Goal of the exercise —
Work out the number of lines containing "color". Give that number alone.

Record excerpts —
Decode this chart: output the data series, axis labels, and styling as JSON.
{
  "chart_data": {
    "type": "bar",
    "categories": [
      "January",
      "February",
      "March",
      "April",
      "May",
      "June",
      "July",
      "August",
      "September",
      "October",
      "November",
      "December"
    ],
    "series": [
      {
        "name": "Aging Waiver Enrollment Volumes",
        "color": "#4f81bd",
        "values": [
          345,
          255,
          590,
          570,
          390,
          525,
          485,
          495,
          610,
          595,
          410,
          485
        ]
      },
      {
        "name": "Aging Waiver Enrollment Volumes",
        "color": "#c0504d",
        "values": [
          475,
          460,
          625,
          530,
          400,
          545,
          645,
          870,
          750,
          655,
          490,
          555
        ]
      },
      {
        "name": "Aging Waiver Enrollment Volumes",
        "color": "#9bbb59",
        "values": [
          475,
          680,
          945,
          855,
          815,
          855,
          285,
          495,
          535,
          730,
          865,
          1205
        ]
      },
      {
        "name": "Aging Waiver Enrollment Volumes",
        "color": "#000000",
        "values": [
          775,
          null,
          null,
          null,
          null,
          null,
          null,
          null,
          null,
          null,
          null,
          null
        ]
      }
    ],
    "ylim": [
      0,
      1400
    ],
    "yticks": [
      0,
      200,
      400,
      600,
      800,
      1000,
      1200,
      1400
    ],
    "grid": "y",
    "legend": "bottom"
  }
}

Written response —
4